**Text extract:**
+ + + +
How to use 7-bit escape sequences

I want to color a string written out to standard output on Linux.
How do I write the octal byte 033 in string literals?

The Rust Reference has the following statement, but I'm not sure what it means.

Is \x used for both hexadecimal and octal escape sequences?
If so, how does it distinguish between 33 in octal and 33 in hexadecimal?

7-bit escapes

The escape sequence consists of \x followed by an octal digit then a hexadecimal digit.

Literal expressions - The Rust Reference

Rust doesn't support octal literal specification; a 7-bit escape is still specified in hexadecimal, it's just that the first nibble has to be limited to 0-7, instead of being 0-F.

You'll need to specify the byte in hexadecimal - octal 33 is hexadecimal 1b, so \x1b for this literal.

7 Likes

I use the coloured crate to do that: colored - Rust

3 Likes

There's also nu_ansi_term or ansiconst if you want more than just colouring from your ANSI terminal codes.

1 Like

I'm confused. "An octal digit followed by a hexadecimal digit" is very obviously not the same as "two octal digits or two hexadecimal digits", which is what your interpretation would imply. How could the documentation possibly mean that?

I seems like the '7 bit escape' thing is just an '8 bit escape' where the first digit is 0-7.
I don't see the purpose in having such a thing.

7-bit escapes are used in Unicode string and character literals, where they map to the subset of Unicode scalar values that are are identical to ASCII and can be represented as single bytes in UTF-8. For USVs outside that range, you must use Unicode escape sequences like \u{FF}.

8-bit escapes are used in byte and byte strings literals (which are not UTF-8, so can contain arbitrary u8 values).

2 Likes

I forgot to mention why this difference is enforced. One possible reason is that removing the b from a byte string literal (like b"\x41\x42") to turn it into a Unicode string literal (like "\x41\x42") will result in a string whose UTF-8 representation exactly matches the original byte string, or a compile-time error if that is not possible.

That is, it ensures that various types of literals that look the same are guaranteed to have the same in-memory representation.

3 Likes

The escape sequence consists of \x followed by an octal digit then a hexadecimal digit.
+ + + +
**Excerpted data:**
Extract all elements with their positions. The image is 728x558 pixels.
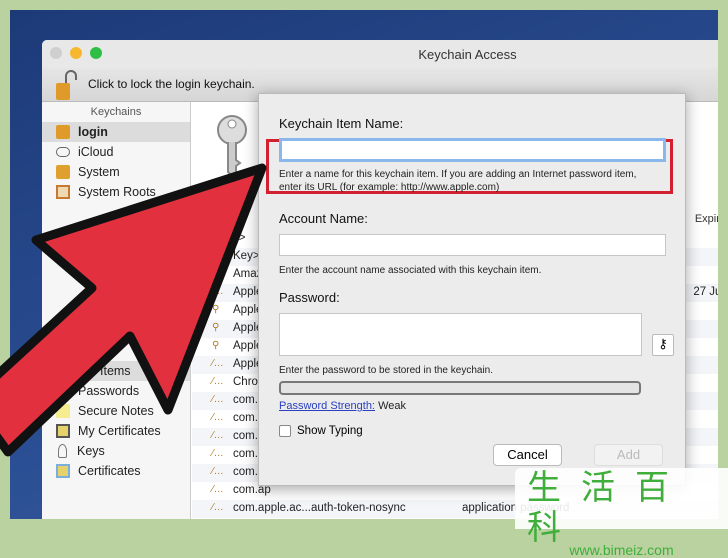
item-name-label: Keychain Item Name:	[279, 116, 404, 131]
pencil-icon: ⁄…	[212, 394, 224, 405]
key-icon	[58, 444, 67, 458]
password-strength-link[interactable]: Password Strength:	[279, 400, 375, 412]
password-assistant-button[interactable]: ⚷	[652, 334, 674, 356]
sidebar-item-label: iCloud	[78, 145, 114, 159]
item-name-hint: Enter a name for this keychain item. If …	[279, 169, 637, 193]
pencil-icon	[56, 384, 70, 398]
sidebar-item-label: Keys	[77, 444, 105, 458]
key-icon	[217, 115, 247, 178]
pencil-icon: ⁄…	[212, 502, 224, 513]
lock-message[interactable]: Click to lock the login keychain.	[88, 77, 255, 91]
watermark: 生活百科 www.bimeiz.com	[515, 468, 728, 558]
category-header: gory	[135, 345, 157, 357]
sidebar-item-my-certificates[interactable]: My Certificates	[42, 421, 190, 441]
password-hint: Enter the password to be stored in the k…	[279, 365, 494, 376]
sidebar: Keychains login iCloud System System Roo…	[42, 102, 191, 519]
new-password-item-dialog: Keychain Item Name: Enter a name for thi…	[258, 93, 686, 486]
sidebar-item-label: Certificates	[78, 464, 141, 478]
sidebar-item-label: System	[78, 165, 120, 179]
show-typing-checkbox[interactable]	[279, 425, 291, 437]
add-button[interactable]: Add	[594, 444, 663, 466]
pencil-icon: ⁄…	[212, 286, 224, 297]
pencil-icon: ⁄…	[212, 376, 224, 387]
item-name: com.apple.ac...auth-token-nosync	[233, 502, 406, 514]
password-strength-value: Weak	[378, 400, 406, 412]
sidebar-item-label: Passwords	[78, 384, 140, 398]
lock-open-icon	[56, 125, 70, 139]
note-icon	[56, 404, 70, 418]
item-name: Key>	[233, 250, 260, 262]
certificate-icon	[56, 424, 70, 438]
sidebar-item-system-roots[interactable]: System Roots	[42, 182, 190, 202]
sidebar-item-label: login	[78, 125, 108, 139]
password-strength: Password Strength: Weak	[279, 400, 659, 413]
sidebar-item-label: Secure Notes	[78, 404, 154, 418]
show-typing-label: Show Typing	[297, 425, 363, 437]
sidebar-item-certificates[interactable]: Certificates	[42, 461, 190, 481]
window-title: Keychain Access	[418, 47, 517, 62]
sidebar-item-system[interactable]: System	[42, 162, 190, 182]
sidebar-item-passwords[interactable]: Passwords	[42, 381, 190, 401]
keychains-header: Keychains	[90, 106, 142, 118]
key-icon: ⚲	[212, 322, 220, 333]
pencil-icon: ⁄…	[212, 358, 224, 369]
sidebar-item-login[interactable]: login	[42, 122, 190, 142]
key-icon: ⚷	[658, 336, 668, 351]
certificate-icon	[56, 464, 70, 478]
item-name-input[interactable]	[279, 138, 666, 162]
pencil-icon: ⁄…	[212, 232, 224, 243]
account-name-hint: Enter the account name associated with t…	[279, 265, 542, 276]
show-typing-row[interactable]: Show Typing	[279, 425, 363, 437]
cabinet-icon	[56, 185, 70, 199]
password-input[interactable]	[279, 313, 642, 356]
title-bar: Keychain Access	[42, 40, 718, 68]
sidebar-item-all-items[interactable]: Items	[42, 361, 190, 381]
key-icon: ⚲	[212, 304, 220, 315]
pencil-icon: ⁄…	[212, 412, 224, 423]
sidebar-item-label: Items	[100, 364, 131, 378]
password-strength-bar	[279, 381, 641, 395]
password-label: Password:	[279, 290, 340, 305]
pencil-icon: ⁄…	[212, 430, 224, 441]
sidebar-item-label: System Roots	[78, 185, 156, 199]
pencil-icon: ⁄…	[212, 448, 224, 459]
item-name: y>	[233, 232, 246, 244]
pencil-icon: ⁄…	[212, 466, 224, 477]
key-icon: ⚲	[212, 340, 220, 351]
sidebar-item-secure-notes[interactable]: Secure Notes	[42, 401, 190, 421]
lock-icon	[56, 165, 70, 179]
column-header-expires[interactable]: Expire	[695, 213, 718, 225]
cancel-button[interactable]: Cancel	[493, 444, 562, 466]
sidebar-item-keys[interactable]: Keys	[42, 441, 190, 461]
cloud-icon	[56, 147, 70, 157]
lock-open-icon[interactable]	[54, 68, 80, 102]
account-name-label: Account Name:	[279, 211, 368, 226]
pencil-icon: ⁄…	[212, 268, 224, 279]
sidebar-item-label: My Certificates	[78, 424, 161, 438]
pencil-icon: ⁄…	[212, 250, 224, 261]
sidebar-item-icloud[interactable]: iCloud	[42, 142, 190, 162]
pencil-icon: ⁄…	[212, 484, 224, 495]
account-name-input[interactable]	[279, 234, 666, 256]
item-expires: 27 Jul	[693, 286, 718, 298]
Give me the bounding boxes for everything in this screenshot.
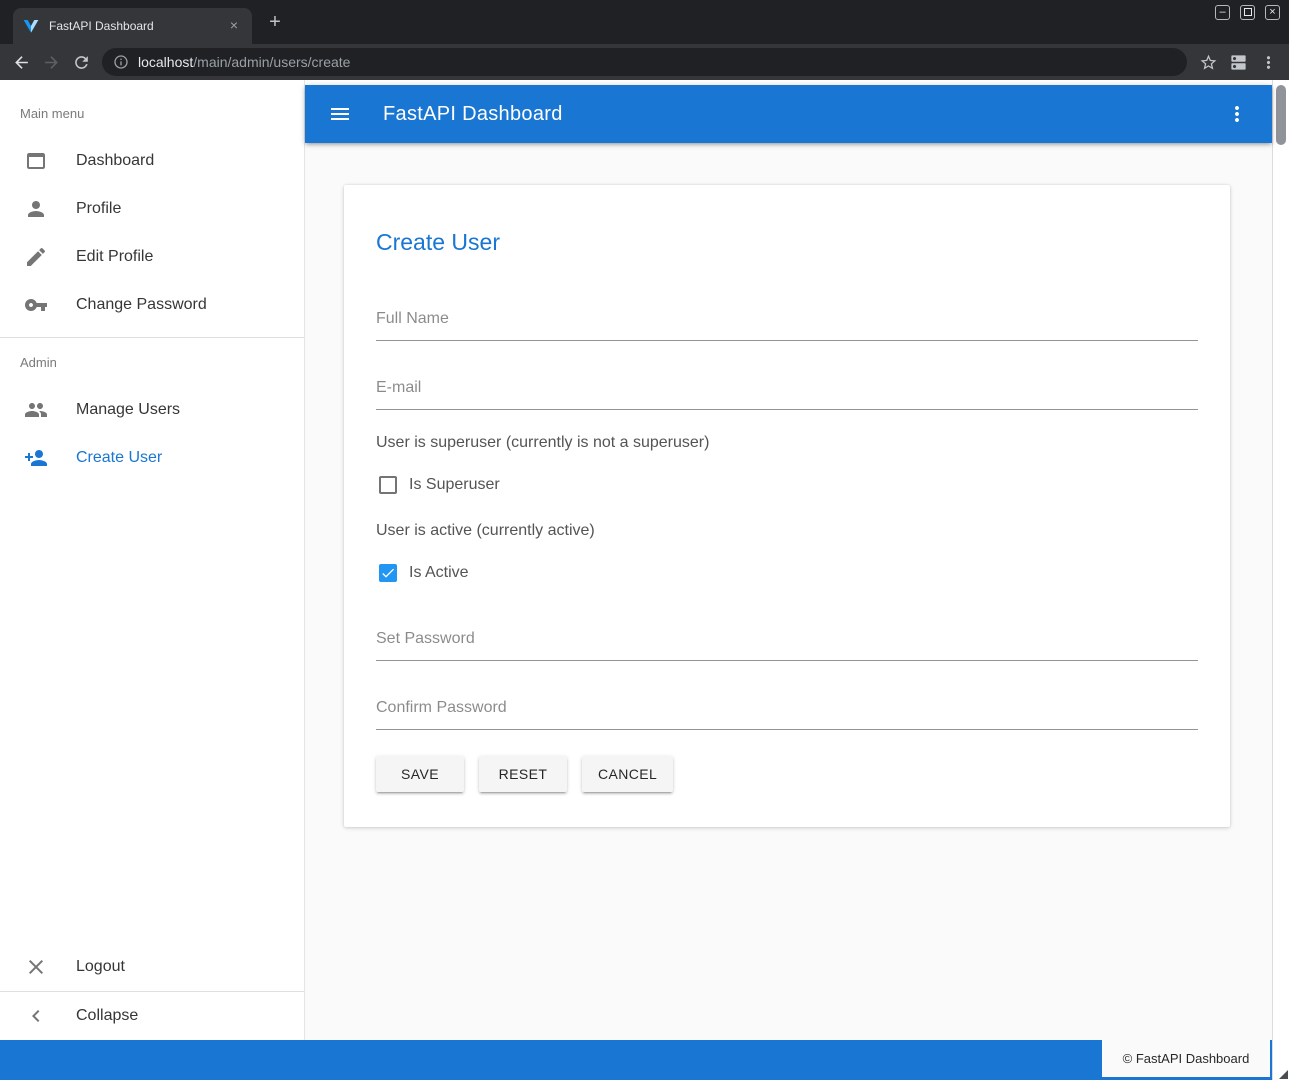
content-area: Create User User is superuser (currently… <box>305 143 1272 1040</box>
sidebar-item-profile[interactable]: Profile <box>0 185 304 233</box>
active-checkbox-row: Is Active <box>376 564 1198 582</box>
sidebar-item-label: Edit Profile <box>76 248 153 266</box>
sidebar-header-admin: Admin <box>0 338 304 386</box>
sidebar-item-label: Manage Users <box>76 401 180 419</box>
browser-extra-button[interactable] <box>1223 47 1253 77</box>
page-title: Create User <box>376 229 1198 256</box>
browser-window: FastAPI Dashboard × + – × localhost/main… <box>0 0 1289 1080</box>
hamburger-menu-icon <box>328 102 352 126</box>
person-add-icon <box>24 446 48 470</box>
sidebar: Main menu Dashboard Profile Edit Profile… <box>0 80 305 1040</box>
site-info-icon[interactable] <box>113 54 129 70</box>
scrollbar[interactable] <box>1272 80 1289 1080</box>
browser-titlebar: FastAPI Dashboard × + – × <box>0 0 1289 44</box>
reload-button[interactable] <box>66 47 96 77</box>
main-area: FastAPI Dashboard Create User User is su… <box>305 80 1272 1040</box>
email-field <box>376 379 1198 410</box>
page: Main menu Dashboard Profile Edit Profile… <box>0 80 1272 1080</box>
tab-title: FastAPI Dashboard <box>49 19 226 33</box>
superuser-hint-text: User is superuser (currently is not a su… <box>376 434 1198 452</box>
sidebar-item-dashboard[interactable]: Dashboard <box>0 137 304 185</box>
active-checkbox-label[interactable]: Is Active <box>409 564 469 582</box>
kebab-menu-icon <box>1225 102 1249 126</box>
star-icon <box>1199 53 1218 72</box>
full-name-input[interactable] <box>376 310 1198 341</box>
sidebar-item-label: Collapse <box>76 1007 138 1025</box>
database-stack-icon <box>1229 53 1248 72</box>
full-name-field <box>376 310 1198 341</box>
back-button[interactable] <box>6 47 36 77</box>
back-arrow-icon <box>12 53 31 72</box>
footer: © FastAPI Dashboard <box>0 1040 1272 1080</box>
key-icon <box>24 293 48 317</box>
sidebar-header-main-menu: Main menu <box>0 89 304 137</box>
copyright-text: © FastAPI Dashboard <box>1102 1040 1270 1077</box>
confirm-password-field <box>376 699 1198 730</box>
maximize-icon <box>1244 8 1252 16</box>
cancel-button[interactable]: CANCEL <box>582 756 673 792</box>
sidebar-item-label: Logout <box>76 958 125 976</box>
url-path: /main/admin/users/create <box>193 54 350 70</box>
vuetify-logo-icon <box>23 18 39 34</box>
sidebar-item-label: Profile <box>76 200 121 218</box>
new-tab-button[interactable]: + <box>264 12 286 34</box>
superuser-checkbox-label[interactable]: Is Superuser <box>409 476 500 494</box>
sidebar-item-logout[interactable]: Logout <box>0 943 304 991</box>
email-input[interactable] <box>376 379 1198 410</box>
confirm-password-input[interactable] <box>376 699 1198 730</box>
sidebar-item-create-user[interactable]: Create User <box>0 434 304 482</box>
save-button[interactable]: SAVE <box>376 756 464 792</box>
bookmark-button[interactable] <box>1193 47 1223 77</box>
browser-toolbar: localhost/main/admin/users/create <box>0 44 1289 80</box>
sidebar-item-label: Create User <box>76 449 162 467</box>
sidebar-item-collapse[interactable]: Collapse <box>0 992 304 1040</box>
nav-drawer-toggle-button[interactable] <box>327 101 353 127</box>
person-icon <box>24 197 48 221</box>
sidebar-item-label: Dashboard <box>76 152 154 170</box>
window-close-button[interactable]: × <box>1265 5 1280 20</box>
active-hint-text: User is active (currently active) <box>376 522 1198 540</box>
check-icon <box>380 565 396 581</box>
chevron-left-icon <box>24 1004 48 1028</box>
browser-tab[interactable]: FastAPI Dashboard × <box>13 8 252 44</box>
sidebar-item-label: Change Password <box>76 296 207 314</box>
forward-button[interactable] <box>36 47 66 77</box>
dashboard-icon <box>24 149 48 173</box>
url-host: localhost <box>138 54 193 70</box>
window-maximize-button[interactable] <box>1240 5 1255 20</box>
appbar-menu-button[interactable] <box>1224 101 1250 127</box>
address-bar[interactable]: localhost/main/admin/users/create <box>102 48 1187 76</box>
scrollbar-thumb[interactable] <box>1276 85 1286 145</box>
form-actions: SAVE RESET CANCEL <box>376 756 1198 792</box>
active-checkbox[interactable] <box>379 564 397 582</box>
window-controls: – × <box>1215 5 1280 20</box>
forward-arrow-icon <box>42 53 61 72</box>
sidebar-item-edit-profile[interactable]: Edit Profile <box>0 233 304 281</box>
set-password-input[interactable] <box>376 630 1198 661</box>
sidebar-item-manage-users[interactable]: Manage Users <box>0 386 304 434</box>
resize-grip-icon <box>1279 1070 1288 1079</box>
browser-menu-button[interactable] <box>1253 47 1283 77</box>
appbar-title: FastAPI Dashboard <box>383 103 563 126</box>
app-bar: FastAPI Dashboard <box>305 85 1272 143</box>
sidebar-item-change-password[interactable]: Change Password <box>0 281 304 329</box>
reload-icon <box>72 53 91 72</box>
kebab-menu-icon <box>1259 53 1278 72</box>
window-minimize-button[interactable]: – <box>1215 5 1230 20</box>
create-user-card: Create User User is superuser (currently… <box>344 185 1230 827</box>
close-x-icon <box>24 955 48 979</box>
reset-button[interactable]: RESET <box>479 756 567 792</box>
sidebar-bottom: Logout Collapse <box>0 943 304 1040</box>
people-icon <box>24 398 48 422</box>
pencil-icon <box>24 245 48 269</box>
tab-close-icon[interactable]: × <box>226 18 242 34</box>
superuser-checkbox-row: Is Superuser <box>376 476 1198 494</box>
set-password-field <box>376 630 1198 661</box>
superuser-checkbox[interactable] <box>379 476 397 494</box>
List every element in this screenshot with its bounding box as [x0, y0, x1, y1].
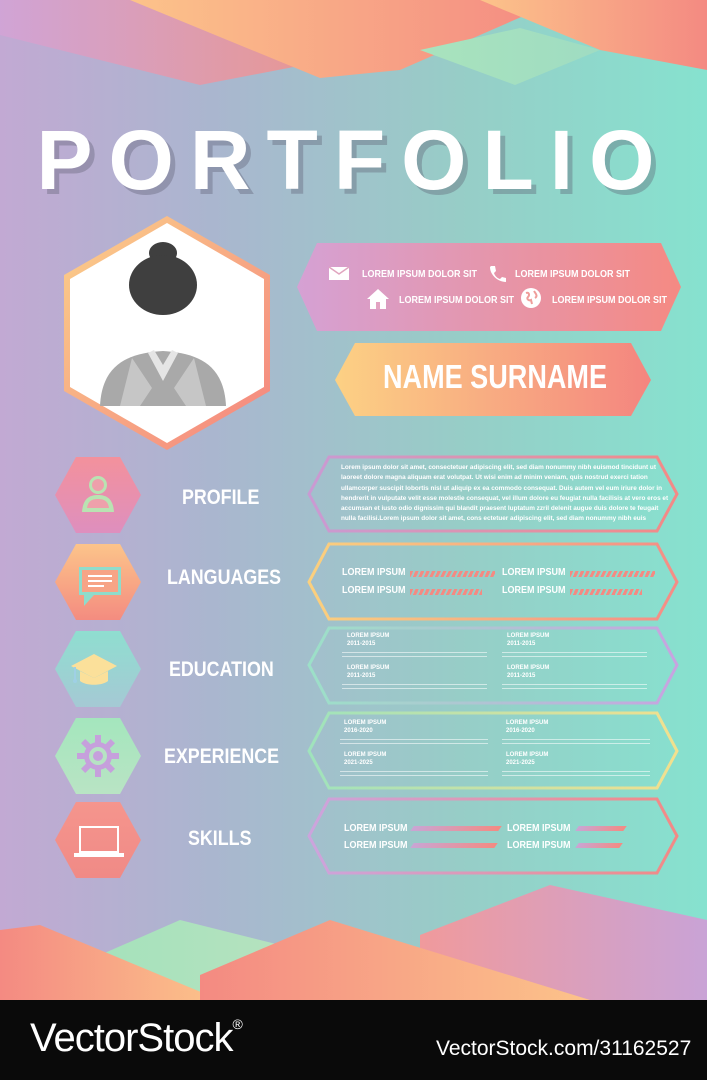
experience-filler-line [502, 771, 650, 772]
bar-fill [410, 826, 502, 831]
section-title-languages: LANGUAGES [167, 566, 282, 589]
chat-icon [78, 563, 122, 612]
language-bar [570, 589, 655, 595]
education-title-3: LOREM IPSUM [347, 665, 390, 671]
person-name: NAME SURNAME [382, 358, 607, 395]
education-filler-line [342, 684, 487, 685]
gear-icon [76, 734, 120, 783]
experience-title-1: LOREM IPSUM [344, 720, 387, 726]
education-filler-line [342, 656, 487, 657]
skills-frame [307, 797, 679, 875]
experience-filler-line [340, 739, 488, 740]
education-title-4: LOREM IPSUM [507, 665, 550, 671]
skill-label-2: LOREM IPSUM [507, 823, 571, 834]
bar-fill [570, 589, 643, 595]
language-bar [570, 571, 655, 577]
education-years-3: 2011-2015 [347, 673, 376, 679]
education-filler-line [502, 688, 647, 689]
section-title-profile: PROFILE [182, 486, 260, 509]
education-title-2: LOREM IPSUM [507, 633, 550, 639]
experience-filler-line [340, 743, 488, 744]
education-filler-line [342, 688, 487, 689]
education-filler-line [502, 656, 647, 657]
home-icon [366, 288, 390, 315]
section-title-skills: SKILLS [188, 827, 252, 850]
graduation-cap-icon [70, 652, 118, 693]
vectorstock-url: VectorStock.com/31162527 [436, 1037, 692, 1060]
experience-filler-line [340, 775, 488, 776]
section-title-experience: EXPERIENCE [164, 745, 280, 768]
experience-years-4: 2021-2025 [506, 760, 535, 766]
education-years-4: 2011-2015 [507, 673, 536, 679]
page-title: PORTFOLIO [36, 113, 671, 207]
experience-filler-line [502, 739, 650, 740]
language-bar [410, 589, 495, 595]
contact-banner [297, 243, 681, 331]
phone-text: LOREM IPSUM DOLOR SIT [515, 269, 631, 280]
experience-years-3: 2021-2025 [344, 760, 373, 766]
education-filler-line [342, 652, 487, 653]
experience-title-4: LOREM IPSUM [506, 752, 549, 758]
section-title-education: EDUCATION [169, 658, 274, 681]
experience-filler-line [502, 743, 650, 744]
education-years-1: 2011-2015 [347, 641, 376, 647]
address-text: LOREM IPSUM DOLOR SIT [399, 295, 515, 306]
skill-label-4: LOREM IPSUM [507, 840, 571, 851]
experience-filler-line [340, 771, 488, 772]
skill-label-3: LOREM IPSUM [344, 840, 408, 851]
bar-fill [575, 826, 627, 831]
bar-fill [575, 843, 623, 848]
mail-icon [328, 266, 350, 286]
education-title-1: LOREM IPSUM [347, 633, 390, 639]
languages-frame [307, 542, 679, 621]
bar-fill [410, 571, 495, 577]
experience-title-3: LOREM IPSUM [344, 752, 387, 758]
experience-years-1: 2016-2020 [344, 728, 373, 734]
phone-icon [488, 265, 506, 288]
skill-bar [410, 826, 502, 831]
laptop-icon [73, 825, 125, 864]
education-filler-line [502, 652, 647, 653]
skill-bar [575, 826, 657, 831]
language-label-2: LOREM IPSUM [502, 567, 566, 578]
bar-fill [570, 571, 655, 577]
email-text: LOREM IPSUM DOLOR SIT [362, 269, 478, 280]
profile-paragraph: Lorem ipsum dolor sit amet, consectetuer… [341, 464, 669, 523]
language-label-1: LOREM IPSUM [342, 567, 406, 578]
bottom-decoration [0, 885, 707, 1000]
bar-fill [410, 843, 498, 848]
experience-years-2: 2016-2020 [506, 728, 535, 734]
top-decoration [0, 0, 707, 85]
vectorstock-logo: VectorStock® [30, 1016, 243, 1060]
language-label-4: LOREM IPSUM [502, 585, 566, 596]
skill-bar [575, 843, 657, 848]
bar-fill [410, 589, 483, 595]
website-text: LOREM IPSUM DOLOR SIT [552, 295, 668, 306]
education-filler-line [502, 684, 647, 685]
language-label-3: LOREM IPSUM [342, 585, 406, 596]
portfolio-poster: PORTFOLIO LOREM IPSUM DOLOR SIT LOREM IP… [0, 0, 707, 1000]
language-bar [410, 571, 495, 577]
experience-title-2: LOREM IPSUM [506, 720, 549, 726]
education-years-2: 2011-2015 [507, 641, 536, 647]
skill-bar [410, 843, 500, 848]
avatar-frame [64, 216, 270, 450]
user-icon [80, 474, 116, 519]
experience-filler-line [502, 775, 650, 776]
skill-label-1: LOREM IPSUM [344, 823, 408, 834]
globe-icon [520, 287, 542, 314]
+ + + +
**Problems and tasks:**
**a.** Reproduce the passage of the Rust escape-sequence thread starting at "I don't see" and ending at "arbitrary u8 values).".
**b.** Name every crate that the Rust escape-sequence thread suggests for coloring terminal output or producing ANSI terminal codes.
**c.** Go on with the Rust escape-sequence thread, beginning right after its final line.

**Expected responses:**
**a.**
I don't see the purpose in having such a thing.

7-bit escapes are used in Unicode string and character literals, where they map to the subset of Unicode scalar values that are are identical to ASCII and can be represented as single bytes in UTF-8. For USVs outside that range, you must use Unicode escape sequences like \u{FF}.

8-bit escapes are used in byte and byte strings literals (which are not UTF-8, so can contain arbitrary u8 values).

**b.**
colored
nu_ansi_term
ansiconst

**c.**
I think this documentation is needlessly confusing because base 8 isn't used here. It should just say two hexadecimal digits, and that the number must be in the range 0x00 - 0x7f.

3 Likes

I think it depends where it's documenting this.

If it's part of the lexer, it's just writing out the regex x[0-7][a-fA-F0-9] in English, and talking about the individual USVs in the source code is the correct approach in the lexer.

Note that for the value the same section describes it as

is the result of interpreting the final two characters in the escape sequence as a hexadecimal integer

which sounds more like what you're talking about.

This is the reference, so it's phrased for that, and that's very different from how I'd informally describe it to people.

Also, the page clarifies

In the definitions of escapes below:

  • An octal digit is any of the characters in the range [0-7].
  • A hexadecimal digit is any of the characters in the ranges [0-9], [a-f], or [A-F].
5 Likes

OK so my proposed definition matches this: two hexadecimal digits in the range 00..=7f. What's wrong with that? I don't see what is informal about that, it's just as formal.

Imagine if the range was from \x00 to \x6c for some reason. How would you describe that? Clearly just specifying the range is both more general and cleaner.

Imagine there was a token that was required to be a decimal number between 00 and 39, would it be better to say "one quaternary digit and one decimal digit, whose value is computed by reinterpreting the quaternary digit as a decimal digit", or would it be better to simply say "a two-digit number in the range 0..=39"? The latter is equally formal, and much shorter and clearer.

Unicode escapes also have a limited range, the lexer has to reject numbers bigger than \u{10ffff}, and yet the grammar and its English description don't specify the range using regexes, it just says "up to 6 digits".

1 Like

There's a bunch of open conversations about exactly what the lexer should accept in which positions. For example, '\u{AA0000}' is clearly not semantically valid, but it's possible that it might be lexically valid, either to a proc macro or as an ignored tt.

So from the perspective of the reference, I still want both "this is the regex that you should put in your tokenizer" that does talk in terms of the individual characters.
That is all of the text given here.